-- INSTRUCTION --
Omit all images, then return the remaining material exactly as it stands.

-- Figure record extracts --
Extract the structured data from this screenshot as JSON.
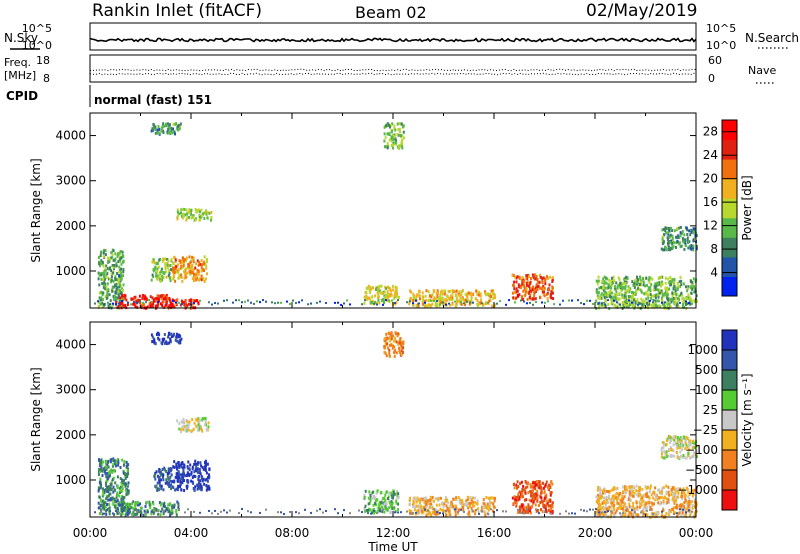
{
  "header": {
    "station": "Rankin Inlet (fitACF)",
    "beam": "Beam 02",
    "date": "02/May/2019"
  },
  "strip": {
    "nsky_label": "N.Sky",
    "nsearch_label": "N.Search",
    "freq_label": "Freq.",
    "mhz_label": "[MHz]",
    "nave_label": "Nave",
    "cpid_label": "CPID",
    "cpid_value": "normal (fast) 151",
    "noise_left_ticks": [
      "10^5",
      "10^0"
    ],
    "noise_right_ticks": [
      "10^5",
      "10^0"
    ],
    "freq_left_ticks": [
      "18",
      "8"
    ],
    "nave_right_ticks": [
      "60",
      "0"
    ]
  },
  "colors": {
    "power": [
      "#0022ee",
      "#2255aa",
      "#3d8060",
      "#58b848",
      "#b8d830",
      "#f0b020",
      "#f07010",
      "#e02010",
      "#ff0000"
    ],
    "velocity": [
      "#2233bb",
      "#3355aa",
      "#3d8060",
      "#55cc33",
      "#c8c8c8",
      "#f0b020",
      "#f08020",
      "#e05010",
      "#ee1010"
    ]
  },
  "chart_data": [
    {
      "type": "heatmap",
      "name": "power-panel",
      "xlabel": "Time UT",
      "ylabel": "Slant Range [km]",
      "x_ticks": [
        "00:00",
        "04:00",
        "08:00",
        "12:00",
        "16:00",
        "20:00",
        "00:00"
      ],
      "xlim_hours": [
        0,
        24
      ],
      "y_ticks": [
        1000,
        2000,
        3000,
        4000
      ],
      "ylim_km": [
        180,
        4500
      ],
      "colorbar": {
        "label": "Power [dB]",
        "ticks": [
          4,
          8,
          12,
          16,
          20,
          24,
          28
        ],
        "range": [
          0,
          30
        ]
      },
      "regions": [
        {
          "t": [
            0.3,
            1.3
          ],
          "r": [
            200,
            1500
          ],
          "v": 10
        },
        {
          "t": [
            1.0,
            3.2
          ],
          "r": [
            200,
            500
          ],
          "v": 28
        },
        {
          "t": [
            3.0,
            4.3
          ],
          "r": [
            200,
            400
          ],
          "v": 27
        },
        {
          "t": [
            3.2,
            4.6
          ],
          "r": [
            800,
            1350
          ],
          "v": 20
        },
        {
          "t": [
            2.4,
            3.2
          ],
          "r": [
            800,
            1300
          ],
          "v": 13
        },
        {
          "t": [
            3.4,
            4.8
          ],
          "r": [
            2150,
            2400
          ],
          "v": 13
        },
        {
          "t": [
            2.4,
            3.6
          ],
          "r": [
            4050,
            4300
          ],
          "v": 9
        },
        {
          "t": [
            11.6,
            12.4
          ],
          "r": [
            3750,
            4300
          ],
          "v": 12
        },
        {
          "t": [
            10.8,
            12.2
          ],
          "r": [
            300,
            700
          ],
          "v": 16
        },
        {
          "t": [
            12.6,
            16.0
          ],
          "r": [
            250,
            600
          ],
          "v": 18
        },
        {
          "t": [
            16.7,
            18.3
          ],
          "r": [
            400,
            950
          ],
          "v": 24
        },
        {
          "t": [
            20.0,
            24.0
          ],
          "r": [
            200,
            900
          ],
          "v": 12
        },
        {
          "t": [
            22.6,
            24.0
          ],
          "r": [
            1500,
            2000
          ],
          "v": 9
        }
      ]
    },
    {
      "type": "heatmap",
      "name": "velocity-panel",
      "xlabel": "Time UT",
      "ylabel": "Slant Range [km]",
      "x_ticks": [
        "00:00",
        "04:00",
        "08:00",
        "12:00",
        "16:00",
        "20:00",
        "00:00"
      ],
      "xlim_hours": [
        0,
        24
      ],
      "y_ticks": [
        1000,
        2000,
        3000,
        4000
      ],
      "ylim_km": [
        180,
        4500
      ],
      "colorbar": {
        "label": "Velocity [m s⁻¹]",
        "ticks": [
          "1000",
          "500",
          "100",
          "25",
          "−25",
          "−100",
          "−500",
          "−1000"
        ]
      },
      "regions": [
        {
          "t": [
            0.3,
            1.5
          ],
          "r": [
            250,
            1500
          ],
          "v": 2
        },
        {
          "t": [
            1.0,
            3.5
          ],
          "r": [
            250,
            550
          ],
          "v": 2
        },
        {
          "t": [
            3.2,
            4.7
          ],
          "r": [
            800,
            1450
          ],
          "v": 0
        },
        {
          "t": [
            2.5,
            3.2
          ],
          "r": [
            800,
            1300
          ],
          "v": 1
        },
        {
          "t": [
            3.4,
            4.7
          ],
          "r": [
            2100,
            2400
          ],
          "v": 4
        },
        {
          "t": [
            2.4,
            3.6
          ],
          "r": [
            4050,
            4300
          ],
          "v": 0
        },
        {
          "t": [
            11.6,
            12.4
          ],
          "r": [
            3750,
            4300
          ],
          "v": 6
        },
        {
          "t": [
            10.8,
            12.2
          ],
          "r": [
            300,
            800
          ],
          "v": 3
        },
        {
          "t": [
            12.6,
            16.0
          ],
          "r": [
            250,
            650
          ],
          "v": 5
        },
        {
          "t": [
            16.7,
            18.3
          ],
          "r": [
            300,
            1000
          ],
          "v": 7
        },
        {
          "t": [
            20.0,
            24.0
          ],
          "r": [
            200,
            900
          ],
          "v": 5
        },
        {
          "t": [
            22.6,
            24.0
          ],
          "r": [
            1500,
            2000
          ],
          "v": 4
        }
      ]
    }
  ]
}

-- REPLY TO THE EXERCISE --
Extract the structured data from this screenshot as JSON.
{
  "header": {
    "station": "Rankin Inlet (fitACF)",
    "beam": "Beam 02",
    "date": "02/May/2019"
  },
  "strip": {
    "nsky_label": "N.Sky",
    "nsearch_label": "N.Search",
    "freq_label": "Freq.",
    "mhz_label": "[MHz]",
    "nave_label": "Nave",
    "cpid_label": "CPID",
    "cpid_value": "normal (fast) 151",
    "noise_left_ticks": [
      "10^5",
      "10^0"
    ],
    "noise_right_ticks": [
      "10^5",
      "10^0"
    ],
    "freq_left_ticks": [
      "18",
      "8"
    ],
    "nave_right_ticks": [
      "60",
      "0"
    ]
  },
  "colors": {
    "power": [
      "#0022ee",
      "#2255aa",
      "#3d8060",
      "#58b848",
      "#b8d830",
      "#f0b020",
      "#f07010",
      "#e02010",
      "#ff0000"
    ],
    "velocity": [
      "#2233bb",
      "#3355aa",
      "#3d8060",
      "#55cc33",
      "#c8c8c8",
      "#f0b020",
      "#f08020",
      "#e05010",
      "#ee1010"
    ]
  },
  "chart_data": [
    {
      "type": "heatmap",
      "name": "power-panel",
      "xlabel": "Time UT",
      "ylabel": "Slant Range [km]",
      "x_ticks": [
        "00:00",
        "04:00",
        "08:00",
        "12:00",
        "16:00",
        "20:00",
        "00:00"
      ],
      "xlim_hours": [
        0,
        24
      ],
      "y_ticks": [
        1000,
        2000,
        3000,
        4000
      ],
      "ylim_km": [
        180,
        4500
      ],
      "colorbar": {
        "label": "Power [dB]",
        "ticks": [
          4,
          8,
          12,
          16,
          20,
          24,
          28
        ],
        "range": [
          0,
          30
        ]
      },
      "regions": [
        {
          "t": [
            0.3,
            1.3
          ],
          "r": [
            200,
            1500
          ],
          "v": 10
        },
        {
          "t": [
            1.0,
            3.2
          ],
          "r": [
            200,
            500
          ],
          "v": 28
        },
        {
          "t": [
            3.0,
            4.3
          ],
          "r": [
            200,
            400
          ],
          "v": 27
        },
        {
          "t": [
            3.2,
            4.6
          ],
          "r": [
            800,
            1350
          ],
          "v": 20
        },
        {
          "t": [
            2.4,
            3.2
          ],
          "r": [
            800,
            1300
          ],
          "v": 13
        },
        {
          "t": [
            3.4,
            4.8
          ],
          "r": [
            2150,
            2400
          ],
          "v": 13
        },
        {
          "t": [
            2.4,
            3.6
          ],
          "r": [
            4050,
            4300
          ],
          "v": 9
        },
        {
          "t": [
            11.6,
            12.4
          ],
          "r": [
            3750,
            4300
          ],
          "v": 12
        },
        {
          "t": [
            10.8,
            12.2
          ],
          "r": [
            300,
            700
          ],
          "v": 16
        },
        {
          "t": [
            12.6,
            16.0
          ],
          "r": [
            250,
            600
          ],
          "v": 18
        },
        {
          "t": [
            16.7,
            18.3
          ],
          "r": [
            400,
            950
          ],
          "v": 24
        },
        {
          "t": [
            20.0,
            24.0
          ],
          "r": [
            200,
            900
          ],
          "v": 12
        },
        {
          "t": [
            22.6,
            24.0
          ],
          "r": [
            1500,
            2000
          ],
          "v": 9
        }
      ]
    },
    {
      "type": "heatmap",
      "name": "velocity-panel",
      "xlabel": "Time UT",
      "ylabel": "Slant Range [km]",
      "x_ticks": [
        "00:00",
        "04:00",
        "08:00",
        "12:00",
        "16:00",
        "20:00",
        "00:00"
      ],
      "xlim_hours": [
        0,
        24
      ],
      "y_ticks": [
        1000,
        2000,
        3000,
        4000
      ],
      "ylim_km": [
        180,
        4500
      ],
      "colorbar": {
        "label": "Velocity [m s⁻¹]",
        "ticks": [
          "1000",
          "500",
          "100",
          "25",
          "−25",
          "−100",
          "−500",
          "−1000"
        ]
      },
      "regions": [
        {
          "t": [
            0.3,
            1.5
          ],
          "r": [
            250,
            1500
          ],
          "v": 2
        },
        {
          "t": [
            1.0,
            3.5
          ],
          "r": [
            250,
            550
          ],
          "v": 2
        },
        {
          "t": [
            3.2,
            4.7
          ],
          "r": [
            800,
            1450
          ],
          "v": 0
        },
        {
          "t": [
            2.5,
            3.2
          ],
          "r": [
            800,
            1300
          ],
          "v": 1
        },
        {
          "t": [
            3.4,
            4.7
          ],
          "r": [
            2100,
            2400
          ],
          "v": 4
        },
        {
          "t": [
            2.4,
            3.6
          ],
          "r": [
            4050,
            4300
          ],
          "v": 0
        },
        {
          "t": [
            11.6,
            12.4
          ],
          "r": [
            3750,
            4300
          ],
          "v": 6
        },
        {
          "t": [
            10.8,
            12.2
          ],
          "r": [
            300,
            800
          ],
          "v": 3
        },
        {
          "t": [
            12.6,
            16.0
          ],
          "r": [
            250,
            650
          ],
          "v": 5
        },
        {
          "t": [
            16.7,
            18.3
          ],
          "r": [
            300,
            1000
          ],
          "v": 7
        },
        {
          "t": [
            20.0,
            24.0
          ],
          "r": [
            200,
            900
          ],
          "v": 5
        },
        {
          "t": [
            22.6,
            24.0
          ],
          "r": [
            1500,
            2000
          ],
          "v": 4
        }
      ]
    }
  ]
}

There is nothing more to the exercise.